--- start ---

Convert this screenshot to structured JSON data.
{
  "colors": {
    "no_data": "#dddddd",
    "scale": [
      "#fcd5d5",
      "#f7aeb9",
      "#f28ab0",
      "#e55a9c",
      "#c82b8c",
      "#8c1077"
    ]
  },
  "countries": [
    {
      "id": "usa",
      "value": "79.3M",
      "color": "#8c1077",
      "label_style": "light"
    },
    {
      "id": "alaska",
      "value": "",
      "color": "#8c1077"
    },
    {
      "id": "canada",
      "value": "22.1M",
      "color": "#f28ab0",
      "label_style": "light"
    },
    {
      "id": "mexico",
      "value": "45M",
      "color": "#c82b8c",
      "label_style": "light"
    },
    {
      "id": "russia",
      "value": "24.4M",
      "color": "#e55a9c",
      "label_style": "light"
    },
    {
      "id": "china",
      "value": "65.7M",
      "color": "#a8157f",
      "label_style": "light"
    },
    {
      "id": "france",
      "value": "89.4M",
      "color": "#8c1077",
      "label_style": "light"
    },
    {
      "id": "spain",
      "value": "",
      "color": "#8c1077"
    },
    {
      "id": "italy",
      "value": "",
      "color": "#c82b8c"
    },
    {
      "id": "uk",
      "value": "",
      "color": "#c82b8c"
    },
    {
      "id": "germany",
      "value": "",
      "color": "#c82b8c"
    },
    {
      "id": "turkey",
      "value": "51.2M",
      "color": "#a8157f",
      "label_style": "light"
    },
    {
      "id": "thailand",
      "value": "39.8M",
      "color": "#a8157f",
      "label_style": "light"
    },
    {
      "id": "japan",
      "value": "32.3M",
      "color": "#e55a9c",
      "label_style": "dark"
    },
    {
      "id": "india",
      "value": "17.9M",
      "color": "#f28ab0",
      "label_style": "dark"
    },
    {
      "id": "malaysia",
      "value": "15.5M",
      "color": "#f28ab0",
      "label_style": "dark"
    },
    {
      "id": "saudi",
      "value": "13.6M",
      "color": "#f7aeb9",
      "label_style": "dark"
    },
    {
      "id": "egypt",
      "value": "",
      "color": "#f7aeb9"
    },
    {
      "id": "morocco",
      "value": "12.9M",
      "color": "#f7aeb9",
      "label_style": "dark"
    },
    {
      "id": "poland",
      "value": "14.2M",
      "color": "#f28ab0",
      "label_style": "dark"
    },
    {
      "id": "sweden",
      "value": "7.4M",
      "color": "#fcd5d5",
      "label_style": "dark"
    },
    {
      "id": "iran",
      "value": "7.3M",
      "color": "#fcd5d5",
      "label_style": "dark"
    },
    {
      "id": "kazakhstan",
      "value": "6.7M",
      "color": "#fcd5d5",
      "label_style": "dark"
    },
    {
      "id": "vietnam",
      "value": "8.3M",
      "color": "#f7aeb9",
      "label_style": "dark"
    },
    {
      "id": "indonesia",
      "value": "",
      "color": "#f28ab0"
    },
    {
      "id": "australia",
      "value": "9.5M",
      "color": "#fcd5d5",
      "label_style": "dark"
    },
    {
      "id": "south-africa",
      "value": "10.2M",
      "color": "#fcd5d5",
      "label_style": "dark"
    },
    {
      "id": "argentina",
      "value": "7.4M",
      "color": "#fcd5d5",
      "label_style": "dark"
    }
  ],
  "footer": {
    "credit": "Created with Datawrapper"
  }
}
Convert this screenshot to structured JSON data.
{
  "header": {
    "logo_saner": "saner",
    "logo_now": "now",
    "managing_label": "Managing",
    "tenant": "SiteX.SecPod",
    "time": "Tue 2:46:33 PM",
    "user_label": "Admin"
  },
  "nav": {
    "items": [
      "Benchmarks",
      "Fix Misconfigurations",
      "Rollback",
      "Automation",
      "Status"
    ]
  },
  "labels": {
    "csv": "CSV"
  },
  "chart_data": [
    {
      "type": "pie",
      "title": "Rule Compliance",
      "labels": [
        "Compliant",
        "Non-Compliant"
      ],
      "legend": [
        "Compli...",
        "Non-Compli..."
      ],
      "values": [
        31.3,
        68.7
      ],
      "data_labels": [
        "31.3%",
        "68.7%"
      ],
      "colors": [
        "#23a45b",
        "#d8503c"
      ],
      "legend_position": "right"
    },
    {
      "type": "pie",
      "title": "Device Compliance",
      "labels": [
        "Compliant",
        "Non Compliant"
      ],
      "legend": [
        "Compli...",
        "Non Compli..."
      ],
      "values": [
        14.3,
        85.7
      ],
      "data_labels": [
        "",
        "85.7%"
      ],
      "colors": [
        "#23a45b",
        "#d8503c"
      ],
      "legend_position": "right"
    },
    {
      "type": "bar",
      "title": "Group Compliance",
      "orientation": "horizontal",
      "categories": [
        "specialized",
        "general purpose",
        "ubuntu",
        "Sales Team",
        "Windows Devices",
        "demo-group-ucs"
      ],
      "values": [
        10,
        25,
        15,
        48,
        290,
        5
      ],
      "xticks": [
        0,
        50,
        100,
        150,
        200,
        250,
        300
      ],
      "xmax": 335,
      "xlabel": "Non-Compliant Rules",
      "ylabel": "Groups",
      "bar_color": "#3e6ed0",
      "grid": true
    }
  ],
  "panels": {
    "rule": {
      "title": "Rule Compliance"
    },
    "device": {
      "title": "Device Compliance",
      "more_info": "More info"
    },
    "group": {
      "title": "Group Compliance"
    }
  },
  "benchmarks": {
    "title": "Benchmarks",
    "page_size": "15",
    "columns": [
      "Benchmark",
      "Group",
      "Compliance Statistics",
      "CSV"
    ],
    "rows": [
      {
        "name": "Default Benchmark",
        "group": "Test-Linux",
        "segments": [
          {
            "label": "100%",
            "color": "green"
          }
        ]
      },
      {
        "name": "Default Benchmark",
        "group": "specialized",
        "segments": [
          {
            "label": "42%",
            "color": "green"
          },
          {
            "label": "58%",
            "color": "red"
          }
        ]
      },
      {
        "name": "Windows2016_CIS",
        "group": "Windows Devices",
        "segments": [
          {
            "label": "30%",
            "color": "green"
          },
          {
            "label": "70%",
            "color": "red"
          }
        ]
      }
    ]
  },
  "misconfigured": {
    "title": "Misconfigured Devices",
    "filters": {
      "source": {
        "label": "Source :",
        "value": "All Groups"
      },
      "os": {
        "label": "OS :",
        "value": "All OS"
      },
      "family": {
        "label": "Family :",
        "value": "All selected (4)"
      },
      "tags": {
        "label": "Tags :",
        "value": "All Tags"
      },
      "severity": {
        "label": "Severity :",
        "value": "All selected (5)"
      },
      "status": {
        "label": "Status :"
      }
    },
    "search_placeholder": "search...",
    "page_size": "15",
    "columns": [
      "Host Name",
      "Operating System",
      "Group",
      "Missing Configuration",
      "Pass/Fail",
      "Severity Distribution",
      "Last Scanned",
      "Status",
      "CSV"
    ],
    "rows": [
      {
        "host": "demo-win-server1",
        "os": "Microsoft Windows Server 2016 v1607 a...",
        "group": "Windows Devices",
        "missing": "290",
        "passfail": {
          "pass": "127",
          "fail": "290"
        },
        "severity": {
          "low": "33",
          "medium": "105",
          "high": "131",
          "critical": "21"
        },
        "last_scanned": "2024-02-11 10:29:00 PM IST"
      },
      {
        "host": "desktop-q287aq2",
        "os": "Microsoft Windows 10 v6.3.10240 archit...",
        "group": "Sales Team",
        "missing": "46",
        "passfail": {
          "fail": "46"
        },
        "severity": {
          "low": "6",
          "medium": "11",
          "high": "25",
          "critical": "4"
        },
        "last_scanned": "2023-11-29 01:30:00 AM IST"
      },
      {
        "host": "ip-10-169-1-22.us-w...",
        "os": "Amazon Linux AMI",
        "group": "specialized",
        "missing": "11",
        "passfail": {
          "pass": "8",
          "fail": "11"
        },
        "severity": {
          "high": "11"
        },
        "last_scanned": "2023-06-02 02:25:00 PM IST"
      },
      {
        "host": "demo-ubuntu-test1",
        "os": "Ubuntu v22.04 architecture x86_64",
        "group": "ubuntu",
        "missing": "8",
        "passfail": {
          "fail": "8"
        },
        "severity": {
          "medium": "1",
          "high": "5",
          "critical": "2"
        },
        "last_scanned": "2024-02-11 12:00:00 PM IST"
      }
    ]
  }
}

--- end ---

GIVEN INSTRUCTION -> Copy every line above that holds the word "Microsoft".

SOLUTION FOR THIS TASK ->
        "os": "Microsoft Windows Server 2016 v1607 a...",
        "os": "Microsoft Windows 10 v6.3.10240 archit...",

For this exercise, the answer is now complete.